Figure record extracts:
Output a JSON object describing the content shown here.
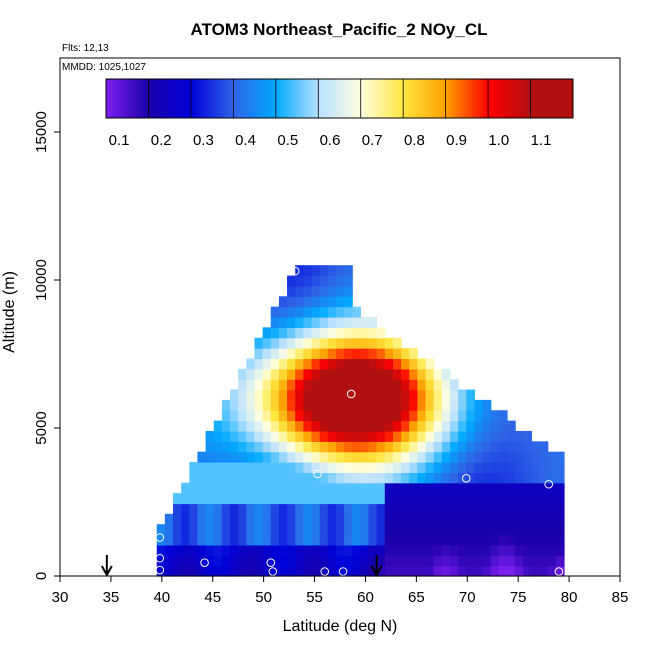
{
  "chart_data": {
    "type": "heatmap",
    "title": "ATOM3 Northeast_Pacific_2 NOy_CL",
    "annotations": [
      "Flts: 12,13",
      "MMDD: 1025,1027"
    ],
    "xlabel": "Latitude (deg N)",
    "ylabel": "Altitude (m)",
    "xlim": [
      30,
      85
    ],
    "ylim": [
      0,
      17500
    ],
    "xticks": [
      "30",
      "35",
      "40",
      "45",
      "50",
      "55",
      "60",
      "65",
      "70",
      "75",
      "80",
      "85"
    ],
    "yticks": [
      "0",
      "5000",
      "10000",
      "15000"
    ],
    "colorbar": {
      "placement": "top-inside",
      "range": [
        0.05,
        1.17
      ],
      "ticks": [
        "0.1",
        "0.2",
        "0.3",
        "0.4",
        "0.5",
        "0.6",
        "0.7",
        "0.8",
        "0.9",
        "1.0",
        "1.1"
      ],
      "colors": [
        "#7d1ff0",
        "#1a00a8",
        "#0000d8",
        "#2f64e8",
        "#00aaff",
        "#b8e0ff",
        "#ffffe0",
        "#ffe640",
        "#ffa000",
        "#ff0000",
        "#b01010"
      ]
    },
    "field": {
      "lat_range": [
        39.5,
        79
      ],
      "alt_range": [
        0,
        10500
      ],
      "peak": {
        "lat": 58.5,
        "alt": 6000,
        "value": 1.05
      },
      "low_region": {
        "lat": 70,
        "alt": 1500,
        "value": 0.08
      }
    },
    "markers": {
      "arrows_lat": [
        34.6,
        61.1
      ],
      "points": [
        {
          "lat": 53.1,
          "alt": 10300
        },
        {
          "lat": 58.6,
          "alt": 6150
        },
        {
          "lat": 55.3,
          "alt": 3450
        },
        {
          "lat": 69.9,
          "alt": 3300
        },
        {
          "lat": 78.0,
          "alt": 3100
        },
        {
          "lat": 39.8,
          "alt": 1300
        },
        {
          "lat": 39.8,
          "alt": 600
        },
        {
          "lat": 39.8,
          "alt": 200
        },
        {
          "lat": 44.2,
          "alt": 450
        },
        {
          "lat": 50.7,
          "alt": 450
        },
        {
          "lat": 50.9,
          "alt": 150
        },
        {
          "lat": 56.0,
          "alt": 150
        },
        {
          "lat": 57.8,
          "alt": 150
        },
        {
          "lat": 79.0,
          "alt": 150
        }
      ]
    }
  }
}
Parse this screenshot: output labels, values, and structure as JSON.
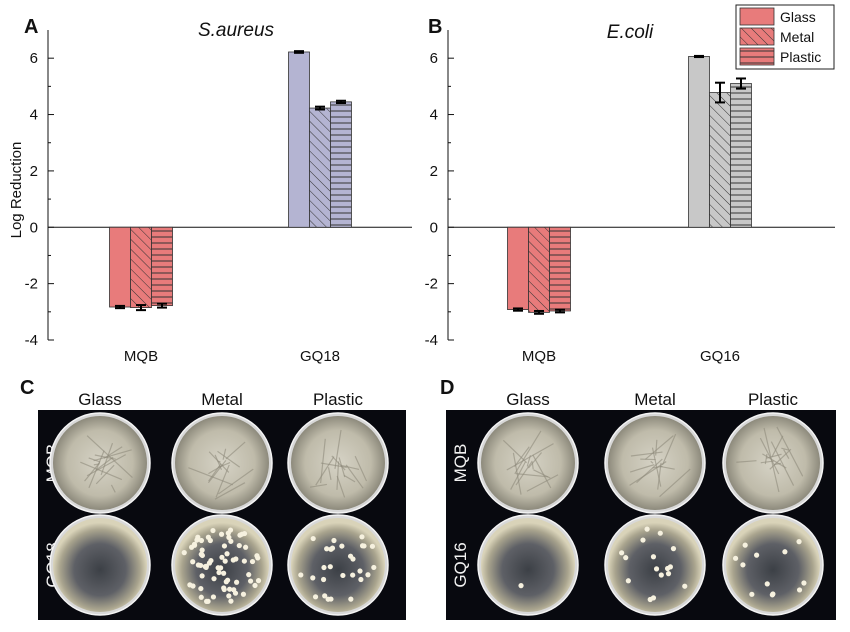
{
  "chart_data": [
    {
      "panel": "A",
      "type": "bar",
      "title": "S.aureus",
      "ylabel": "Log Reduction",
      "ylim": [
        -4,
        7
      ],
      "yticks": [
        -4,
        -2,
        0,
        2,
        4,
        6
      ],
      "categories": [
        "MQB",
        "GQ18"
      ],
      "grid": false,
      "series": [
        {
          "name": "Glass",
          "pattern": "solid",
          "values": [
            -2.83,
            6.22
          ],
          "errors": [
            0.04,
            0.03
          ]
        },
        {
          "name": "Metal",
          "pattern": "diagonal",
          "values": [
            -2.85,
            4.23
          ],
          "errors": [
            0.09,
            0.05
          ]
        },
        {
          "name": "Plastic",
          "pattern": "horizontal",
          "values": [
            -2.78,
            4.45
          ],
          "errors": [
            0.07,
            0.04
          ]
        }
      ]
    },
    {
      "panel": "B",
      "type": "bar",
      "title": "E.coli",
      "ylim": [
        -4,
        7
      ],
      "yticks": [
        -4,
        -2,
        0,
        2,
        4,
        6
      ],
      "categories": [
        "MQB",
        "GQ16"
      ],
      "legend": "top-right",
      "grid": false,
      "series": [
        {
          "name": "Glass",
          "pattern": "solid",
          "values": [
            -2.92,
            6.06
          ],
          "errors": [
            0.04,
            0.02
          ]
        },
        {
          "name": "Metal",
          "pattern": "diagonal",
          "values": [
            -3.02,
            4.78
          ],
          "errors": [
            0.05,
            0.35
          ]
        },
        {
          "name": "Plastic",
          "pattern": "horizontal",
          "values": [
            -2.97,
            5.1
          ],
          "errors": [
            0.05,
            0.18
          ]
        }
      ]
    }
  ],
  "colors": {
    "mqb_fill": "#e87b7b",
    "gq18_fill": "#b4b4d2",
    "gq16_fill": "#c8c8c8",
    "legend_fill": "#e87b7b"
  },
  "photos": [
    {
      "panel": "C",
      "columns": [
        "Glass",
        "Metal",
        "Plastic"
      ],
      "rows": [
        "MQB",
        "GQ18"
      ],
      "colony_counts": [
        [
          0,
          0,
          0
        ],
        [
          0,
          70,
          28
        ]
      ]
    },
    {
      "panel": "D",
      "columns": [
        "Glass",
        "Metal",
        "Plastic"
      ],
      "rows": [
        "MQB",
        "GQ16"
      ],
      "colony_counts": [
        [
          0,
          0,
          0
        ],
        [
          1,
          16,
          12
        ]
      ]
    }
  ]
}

--

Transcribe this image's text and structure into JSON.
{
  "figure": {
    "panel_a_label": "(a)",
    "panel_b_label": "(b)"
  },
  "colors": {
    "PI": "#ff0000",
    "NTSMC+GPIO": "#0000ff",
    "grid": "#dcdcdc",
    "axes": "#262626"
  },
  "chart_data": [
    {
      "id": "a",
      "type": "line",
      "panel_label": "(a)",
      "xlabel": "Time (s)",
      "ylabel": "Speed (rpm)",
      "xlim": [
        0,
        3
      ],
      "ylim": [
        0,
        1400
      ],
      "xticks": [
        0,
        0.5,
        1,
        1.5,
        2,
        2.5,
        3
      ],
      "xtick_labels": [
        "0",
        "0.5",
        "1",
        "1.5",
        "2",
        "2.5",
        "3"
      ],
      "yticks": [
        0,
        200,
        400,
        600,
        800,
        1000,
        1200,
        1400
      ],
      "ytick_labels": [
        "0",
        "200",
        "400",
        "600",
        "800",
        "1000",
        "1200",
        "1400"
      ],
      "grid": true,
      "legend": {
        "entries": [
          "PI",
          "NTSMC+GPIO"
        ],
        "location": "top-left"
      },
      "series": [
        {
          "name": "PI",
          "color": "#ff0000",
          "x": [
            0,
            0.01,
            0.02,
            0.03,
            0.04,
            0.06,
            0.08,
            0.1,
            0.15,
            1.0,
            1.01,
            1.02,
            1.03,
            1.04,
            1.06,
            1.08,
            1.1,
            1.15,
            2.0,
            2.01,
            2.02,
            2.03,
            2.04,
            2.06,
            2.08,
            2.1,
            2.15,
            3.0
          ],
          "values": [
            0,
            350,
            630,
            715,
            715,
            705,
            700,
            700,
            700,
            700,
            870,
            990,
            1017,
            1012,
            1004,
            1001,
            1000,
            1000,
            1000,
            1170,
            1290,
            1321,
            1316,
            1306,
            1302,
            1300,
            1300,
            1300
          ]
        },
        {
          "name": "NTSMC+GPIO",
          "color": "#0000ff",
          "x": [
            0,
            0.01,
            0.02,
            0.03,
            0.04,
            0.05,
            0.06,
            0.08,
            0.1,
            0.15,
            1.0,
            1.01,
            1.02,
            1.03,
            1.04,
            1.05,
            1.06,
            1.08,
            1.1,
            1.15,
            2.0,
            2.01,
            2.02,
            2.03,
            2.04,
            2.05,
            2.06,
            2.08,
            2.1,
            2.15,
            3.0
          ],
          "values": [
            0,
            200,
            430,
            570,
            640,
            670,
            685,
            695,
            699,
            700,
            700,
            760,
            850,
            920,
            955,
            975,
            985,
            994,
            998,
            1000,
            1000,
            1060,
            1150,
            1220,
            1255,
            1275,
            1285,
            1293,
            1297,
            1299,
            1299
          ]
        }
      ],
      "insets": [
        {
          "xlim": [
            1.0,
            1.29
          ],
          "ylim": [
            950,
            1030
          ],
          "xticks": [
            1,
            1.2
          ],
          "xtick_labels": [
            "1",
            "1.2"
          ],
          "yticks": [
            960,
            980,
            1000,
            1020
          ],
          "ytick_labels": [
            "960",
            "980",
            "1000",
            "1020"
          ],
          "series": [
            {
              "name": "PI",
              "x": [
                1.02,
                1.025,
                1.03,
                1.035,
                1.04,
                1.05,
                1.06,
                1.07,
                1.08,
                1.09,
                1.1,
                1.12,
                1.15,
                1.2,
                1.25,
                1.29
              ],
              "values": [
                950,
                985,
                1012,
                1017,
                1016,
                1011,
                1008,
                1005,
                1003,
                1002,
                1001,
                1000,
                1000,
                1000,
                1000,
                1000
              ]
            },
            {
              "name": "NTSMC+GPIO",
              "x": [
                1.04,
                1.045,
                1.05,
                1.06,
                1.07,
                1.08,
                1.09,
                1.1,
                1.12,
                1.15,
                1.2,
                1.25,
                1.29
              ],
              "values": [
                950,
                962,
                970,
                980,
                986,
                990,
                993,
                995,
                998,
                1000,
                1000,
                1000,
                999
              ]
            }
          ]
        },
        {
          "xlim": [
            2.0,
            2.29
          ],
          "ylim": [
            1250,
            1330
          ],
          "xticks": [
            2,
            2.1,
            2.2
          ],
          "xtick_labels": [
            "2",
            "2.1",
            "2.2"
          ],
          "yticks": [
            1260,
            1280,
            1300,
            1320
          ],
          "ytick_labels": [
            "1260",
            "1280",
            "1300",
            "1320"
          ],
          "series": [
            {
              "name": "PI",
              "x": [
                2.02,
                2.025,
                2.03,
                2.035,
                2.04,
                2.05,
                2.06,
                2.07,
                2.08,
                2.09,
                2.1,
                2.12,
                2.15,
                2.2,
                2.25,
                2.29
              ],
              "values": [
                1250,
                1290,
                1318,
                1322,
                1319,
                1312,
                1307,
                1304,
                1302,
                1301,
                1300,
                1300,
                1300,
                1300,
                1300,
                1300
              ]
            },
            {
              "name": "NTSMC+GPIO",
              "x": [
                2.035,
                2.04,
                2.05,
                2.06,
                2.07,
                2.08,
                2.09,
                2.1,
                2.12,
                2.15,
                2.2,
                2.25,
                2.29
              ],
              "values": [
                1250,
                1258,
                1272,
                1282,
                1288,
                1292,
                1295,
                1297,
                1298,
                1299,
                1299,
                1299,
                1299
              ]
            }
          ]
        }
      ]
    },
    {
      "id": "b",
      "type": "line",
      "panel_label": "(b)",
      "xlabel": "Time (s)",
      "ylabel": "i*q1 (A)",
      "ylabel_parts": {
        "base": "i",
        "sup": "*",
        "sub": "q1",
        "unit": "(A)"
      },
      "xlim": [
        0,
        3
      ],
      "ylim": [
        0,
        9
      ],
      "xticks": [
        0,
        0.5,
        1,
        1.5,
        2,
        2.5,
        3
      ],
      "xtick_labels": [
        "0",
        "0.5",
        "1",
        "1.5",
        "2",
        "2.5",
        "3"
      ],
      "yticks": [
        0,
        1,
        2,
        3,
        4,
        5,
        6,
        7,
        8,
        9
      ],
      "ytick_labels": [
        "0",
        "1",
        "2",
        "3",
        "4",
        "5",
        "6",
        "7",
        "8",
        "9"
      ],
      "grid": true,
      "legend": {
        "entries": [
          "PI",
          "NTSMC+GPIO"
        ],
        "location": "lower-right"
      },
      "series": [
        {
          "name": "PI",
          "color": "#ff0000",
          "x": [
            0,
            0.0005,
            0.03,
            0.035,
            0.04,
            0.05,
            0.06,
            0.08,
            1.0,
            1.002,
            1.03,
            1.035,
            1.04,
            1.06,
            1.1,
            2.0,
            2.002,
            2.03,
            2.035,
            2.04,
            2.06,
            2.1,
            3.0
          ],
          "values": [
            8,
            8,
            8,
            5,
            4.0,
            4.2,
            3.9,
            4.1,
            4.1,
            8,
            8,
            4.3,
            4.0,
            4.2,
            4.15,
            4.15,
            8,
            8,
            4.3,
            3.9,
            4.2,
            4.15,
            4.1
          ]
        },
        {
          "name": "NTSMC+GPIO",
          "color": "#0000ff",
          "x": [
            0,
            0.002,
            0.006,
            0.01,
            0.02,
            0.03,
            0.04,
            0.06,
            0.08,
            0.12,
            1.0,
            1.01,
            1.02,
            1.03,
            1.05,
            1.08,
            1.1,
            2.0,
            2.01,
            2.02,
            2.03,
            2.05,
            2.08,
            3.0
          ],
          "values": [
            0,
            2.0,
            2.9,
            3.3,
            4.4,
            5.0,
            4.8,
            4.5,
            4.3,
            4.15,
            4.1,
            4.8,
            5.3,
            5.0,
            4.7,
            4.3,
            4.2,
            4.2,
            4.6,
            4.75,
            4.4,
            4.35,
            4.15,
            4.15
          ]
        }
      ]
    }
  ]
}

==

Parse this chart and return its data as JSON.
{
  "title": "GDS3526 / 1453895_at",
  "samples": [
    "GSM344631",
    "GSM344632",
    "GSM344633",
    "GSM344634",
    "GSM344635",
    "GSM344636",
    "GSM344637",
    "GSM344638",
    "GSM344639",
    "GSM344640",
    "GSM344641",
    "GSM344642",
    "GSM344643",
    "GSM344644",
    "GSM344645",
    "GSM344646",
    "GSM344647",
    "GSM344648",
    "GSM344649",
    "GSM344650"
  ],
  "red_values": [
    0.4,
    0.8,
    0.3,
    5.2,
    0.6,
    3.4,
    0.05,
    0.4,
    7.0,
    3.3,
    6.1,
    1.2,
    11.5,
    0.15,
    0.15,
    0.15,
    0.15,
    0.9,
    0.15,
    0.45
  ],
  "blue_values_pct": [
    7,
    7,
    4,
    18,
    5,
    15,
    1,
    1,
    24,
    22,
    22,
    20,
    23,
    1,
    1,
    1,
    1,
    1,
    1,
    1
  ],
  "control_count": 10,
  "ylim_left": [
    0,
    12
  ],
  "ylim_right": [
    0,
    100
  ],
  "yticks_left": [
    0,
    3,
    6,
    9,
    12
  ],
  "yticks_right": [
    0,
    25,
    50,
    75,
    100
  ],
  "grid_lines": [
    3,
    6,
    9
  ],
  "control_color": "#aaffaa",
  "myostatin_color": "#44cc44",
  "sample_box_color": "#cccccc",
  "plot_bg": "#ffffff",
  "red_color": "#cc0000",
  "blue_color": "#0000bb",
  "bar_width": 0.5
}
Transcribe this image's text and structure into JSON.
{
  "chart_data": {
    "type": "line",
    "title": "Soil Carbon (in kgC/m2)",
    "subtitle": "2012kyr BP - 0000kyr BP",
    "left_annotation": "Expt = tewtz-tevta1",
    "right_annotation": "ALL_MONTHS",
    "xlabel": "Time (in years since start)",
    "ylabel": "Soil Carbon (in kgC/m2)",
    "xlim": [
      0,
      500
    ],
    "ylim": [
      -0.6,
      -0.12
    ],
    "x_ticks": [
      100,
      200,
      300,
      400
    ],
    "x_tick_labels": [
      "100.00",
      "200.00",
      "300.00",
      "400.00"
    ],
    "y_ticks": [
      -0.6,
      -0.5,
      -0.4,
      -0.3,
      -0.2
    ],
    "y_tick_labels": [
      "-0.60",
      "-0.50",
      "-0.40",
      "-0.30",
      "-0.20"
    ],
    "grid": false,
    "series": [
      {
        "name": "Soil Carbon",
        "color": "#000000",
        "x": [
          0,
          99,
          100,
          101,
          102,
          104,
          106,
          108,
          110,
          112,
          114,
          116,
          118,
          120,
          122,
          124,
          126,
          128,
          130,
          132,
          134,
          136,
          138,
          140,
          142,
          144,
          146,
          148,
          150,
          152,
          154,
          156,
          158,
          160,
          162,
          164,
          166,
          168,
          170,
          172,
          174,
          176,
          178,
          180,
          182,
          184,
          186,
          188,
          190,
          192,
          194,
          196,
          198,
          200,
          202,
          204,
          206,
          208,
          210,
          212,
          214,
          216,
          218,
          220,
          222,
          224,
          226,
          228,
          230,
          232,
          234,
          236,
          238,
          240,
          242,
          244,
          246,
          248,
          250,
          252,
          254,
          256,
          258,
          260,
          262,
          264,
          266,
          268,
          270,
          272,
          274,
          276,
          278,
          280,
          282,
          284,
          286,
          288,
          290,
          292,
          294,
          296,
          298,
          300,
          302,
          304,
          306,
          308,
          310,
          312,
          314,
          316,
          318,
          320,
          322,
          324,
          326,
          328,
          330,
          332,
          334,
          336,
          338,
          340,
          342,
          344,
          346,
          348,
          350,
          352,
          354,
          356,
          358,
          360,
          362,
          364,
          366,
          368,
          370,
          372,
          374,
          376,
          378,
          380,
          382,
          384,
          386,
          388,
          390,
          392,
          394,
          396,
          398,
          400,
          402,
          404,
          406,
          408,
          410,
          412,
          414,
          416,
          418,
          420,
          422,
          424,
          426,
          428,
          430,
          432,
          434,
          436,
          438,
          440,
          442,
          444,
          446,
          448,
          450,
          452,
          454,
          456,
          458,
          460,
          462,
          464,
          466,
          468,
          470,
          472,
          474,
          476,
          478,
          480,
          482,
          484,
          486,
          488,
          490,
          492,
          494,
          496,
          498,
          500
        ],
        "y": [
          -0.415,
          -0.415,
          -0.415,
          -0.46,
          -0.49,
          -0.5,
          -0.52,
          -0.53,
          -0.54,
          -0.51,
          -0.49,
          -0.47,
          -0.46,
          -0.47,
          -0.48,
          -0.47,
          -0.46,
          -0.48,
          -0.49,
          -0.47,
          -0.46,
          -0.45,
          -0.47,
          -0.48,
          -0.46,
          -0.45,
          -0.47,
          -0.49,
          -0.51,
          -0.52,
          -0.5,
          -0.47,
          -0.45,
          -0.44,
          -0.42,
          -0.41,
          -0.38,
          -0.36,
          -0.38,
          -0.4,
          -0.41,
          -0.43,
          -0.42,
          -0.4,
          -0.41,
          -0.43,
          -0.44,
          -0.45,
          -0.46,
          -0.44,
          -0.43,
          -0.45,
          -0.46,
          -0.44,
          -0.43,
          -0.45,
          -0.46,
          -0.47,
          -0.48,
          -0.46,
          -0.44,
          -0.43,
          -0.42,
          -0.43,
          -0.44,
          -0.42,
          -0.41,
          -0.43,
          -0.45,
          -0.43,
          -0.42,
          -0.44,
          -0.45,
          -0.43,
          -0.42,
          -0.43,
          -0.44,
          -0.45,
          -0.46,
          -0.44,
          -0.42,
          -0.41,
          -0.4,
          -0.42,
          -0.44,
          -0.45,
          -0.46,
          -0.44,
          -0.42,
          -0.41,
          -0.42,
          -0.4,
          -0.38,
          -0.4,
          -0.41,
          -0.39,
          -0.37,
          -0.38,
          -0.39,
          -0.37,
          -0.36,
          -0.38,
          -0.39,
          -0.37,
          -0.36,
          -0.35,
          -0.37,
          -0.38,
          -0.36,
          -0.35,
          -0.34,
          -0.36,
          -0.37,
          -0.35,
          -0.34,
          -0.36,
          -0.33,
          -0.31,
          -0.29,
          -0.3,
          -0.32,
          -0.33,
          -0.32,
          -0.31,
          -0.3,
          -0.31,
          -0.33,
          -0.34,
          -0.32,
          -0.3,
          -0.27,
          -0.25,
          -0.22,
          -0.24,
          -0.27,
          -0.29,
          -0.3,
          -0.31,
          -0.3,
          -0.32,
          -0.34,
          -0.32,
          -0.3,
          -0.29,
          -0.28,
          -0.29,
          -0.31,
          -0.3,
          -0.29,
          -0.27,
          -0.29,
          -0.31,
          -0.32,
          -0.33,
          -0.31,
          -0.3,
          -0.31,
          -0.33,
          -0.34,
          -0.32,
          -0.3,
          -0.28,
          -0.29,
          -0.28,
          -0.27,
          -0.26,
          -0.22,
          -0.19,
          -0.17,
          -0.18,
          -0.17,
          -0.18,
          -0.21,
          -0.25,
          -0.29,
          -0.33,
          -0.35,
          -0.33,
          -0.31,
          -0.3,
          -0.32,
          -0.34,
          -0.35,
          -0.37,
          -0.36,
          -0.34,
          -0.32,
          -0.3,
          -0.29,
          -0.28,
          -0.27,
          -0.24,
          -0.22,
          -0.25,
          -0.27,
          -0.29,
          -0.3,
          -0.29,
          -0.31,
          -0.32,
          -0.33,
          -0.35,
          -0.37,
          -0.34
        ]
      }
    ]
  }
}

- [Work to do]
Every line of the records that includes the word "this" should be gathered.

- [Task solution]
Parse this screenshot: output labels, values, and structure as JSON.
Transcribe this image's text and structure into JSON.
Parse this chart and return its data as JSON.
Transcribe this image's text and structure into JSON.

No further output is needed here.